+++ GIVEN INFORMATION +++

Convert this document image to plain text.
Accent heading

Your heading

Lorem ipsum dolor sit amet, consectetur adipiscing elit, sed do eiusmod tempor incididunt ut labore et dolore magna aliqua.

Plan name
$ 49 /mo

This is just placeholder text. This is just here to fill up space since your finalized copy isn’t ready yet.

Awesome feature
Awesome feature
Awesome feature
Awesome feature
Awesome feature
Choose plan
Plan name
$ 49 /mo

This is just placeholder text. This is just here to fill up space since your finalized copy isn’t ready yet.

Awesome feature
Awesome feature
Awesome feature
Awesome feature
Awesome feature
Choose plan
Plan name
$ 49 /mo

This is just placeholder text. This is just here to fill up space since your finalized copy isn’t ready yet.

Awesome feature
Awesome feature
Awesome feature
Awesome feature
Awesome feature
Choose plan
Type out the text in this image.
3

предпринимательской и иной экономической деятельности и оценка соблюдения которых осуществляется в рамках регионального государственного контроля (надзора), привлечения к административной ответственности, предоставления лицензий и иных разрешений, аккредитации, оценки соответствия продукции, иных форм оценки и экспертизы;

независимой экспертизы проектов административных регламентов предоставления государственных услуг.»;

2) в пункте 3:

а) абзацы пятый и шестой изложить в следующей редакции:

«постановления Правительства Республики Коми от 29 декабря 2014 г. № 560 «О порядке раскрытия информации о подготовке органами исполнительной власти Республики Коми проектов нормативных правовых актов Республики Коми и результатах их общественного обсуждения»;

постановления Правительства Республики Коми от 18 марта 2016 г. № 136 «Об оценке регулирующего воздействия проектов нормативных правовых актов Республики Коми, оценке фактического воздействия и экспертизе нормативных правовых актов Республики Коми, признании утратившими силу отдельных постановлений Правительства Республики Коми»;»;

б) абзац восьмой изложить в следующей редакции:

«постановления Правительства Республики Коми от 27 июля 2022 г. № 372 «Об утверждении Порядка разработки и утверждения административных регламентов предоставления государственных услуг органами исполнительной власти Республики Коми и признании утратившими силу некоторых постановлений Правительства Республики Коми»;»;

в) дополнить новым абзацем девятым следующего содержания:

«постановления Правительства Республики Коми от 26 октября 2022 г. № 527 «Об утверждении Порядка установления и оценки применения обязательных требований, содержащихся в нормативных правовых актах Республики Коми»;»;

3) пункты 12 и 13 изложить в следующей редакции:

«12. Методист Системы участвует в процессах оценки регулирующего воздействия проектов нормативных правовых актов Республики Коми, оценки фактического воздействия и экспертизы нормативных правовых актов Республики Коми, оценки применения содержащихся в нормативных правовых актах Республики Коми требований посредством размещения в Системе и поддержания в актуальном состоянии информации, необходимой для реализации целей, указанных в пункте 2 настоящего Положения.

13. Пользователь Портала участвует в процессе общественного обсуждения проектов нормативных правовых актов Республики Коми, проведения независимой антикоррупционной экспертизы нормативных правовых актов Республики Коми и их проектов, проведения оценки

+++

▶ BRIEF
Write out all the records above again, exactly as they stand.

▶ SOLUTION BELOW
Convert this document image to plain text.
Accent heading

Your heading

Lorem ipsum dolor sit amet, consectetur adipiscing elit, sed do eiusmod tempor incididunt ut labore et dolore magna aliqua.

Plan name
$ 49 /mo

This is just placeholder text. This is just here to fill up space since your finalized copy isn’t ready yet.

Awesome feature
Awesome feature
Awesome feature
Awesome feature
Awesome feature
Choose plan
Plan name
$ 49 /mo

This is just placeholder text. This is just here to fill up space since your finalized copy isn’t ready yet.

Awesome feature
Awesome feature
Awesome feature
Awesome feature
Awesome feature
Choose plan
Plan name
$ 49 /mo

This is just placeholder text. This is just here to fill up space since your finalized copy isn’t ready yet.

Awesome feature
Awesome feature
Awesome feature
Awesome feature
Awesome feature
Choose plan
Type out the text in this image.
3

предпринимательской и иной экономической деятельности и оценка соблюдения которых осуществляется в рамках регионального государственного контроля (надзора), привлечения к административной ответственности, предоставления лицензий и иных разрешений, аккредитации, оценки соответствия продукции, иных форм оценки и экспертизы;

независимой экспертизы проектов административных регламентов предоставления государственных услуг.»;

2) в пункте 3:

а) абзацы пятый и шестой изложить в следующей редакции:

«постановления Правительства Республики Коми от 29 декабря 2014 г. № 560 «О порядке раскрытия информации о подготовке органами исполнительной власти Республики Коми проектов нормативных правовых актов Республики Коми и результатах их общественного обсуждения»;

постановления Правительства Республики Коми от 18 марта 2016 г. № 136 «Об оценке регулирующего воздействия проектов нормативных правовых актов Республики Коми, оценке фактического воздействия и экспертизе нормативных правовых актов Республики Коми, признании утратившими силу отдельных постановлений Правительства Республики Коми»;»;

б) абзац восьмой изложить в следующей редакции:

«постановления Правительства Республики Коми от 27 июля 2022 г. № 372 «Об утверждении Порядка разработки и утверждения административных регламентов предоставления государственных услуг органами исполнительной власти Республики Коми и признании утратившими силу некоторых постановлений Правительства Республики Коми»;»;

в) дополнить новым абзацем девятым следующего содержания:

«постановления Правительства Республики Коми от 26 октября 2022 г. № 527 «Об утверждении Порядка установления и оценки применения обязательных требований, содержащихся в нормативных правовых актах Республики Коми»;»;

3) пункты 12 и 13 изложить в следующей редакции:

«12. Методист Системы участвует в процессах оценки регулирующего воздействия проектов нормативных правовых актов Республики Коми, оценки фактического воздействия и экспертизы нормативных правовых актов Республики Коми, оценки применения содержащихся в нормативных правовых актах Республики Коми требований посредством размещения в Системе и поддержания в актуальном состоянии информации, необходимой для реализации целей, указанных в пункте 2 настоящего Положения.

13. Пользователь Портала участвует в процессе общественного обсуждения проектов нормативных правовых актов Республики Коми, проведения независимой антикоррупционной экспертизы нормативных правовых актов Республики Коми и их проектов, проведения оценки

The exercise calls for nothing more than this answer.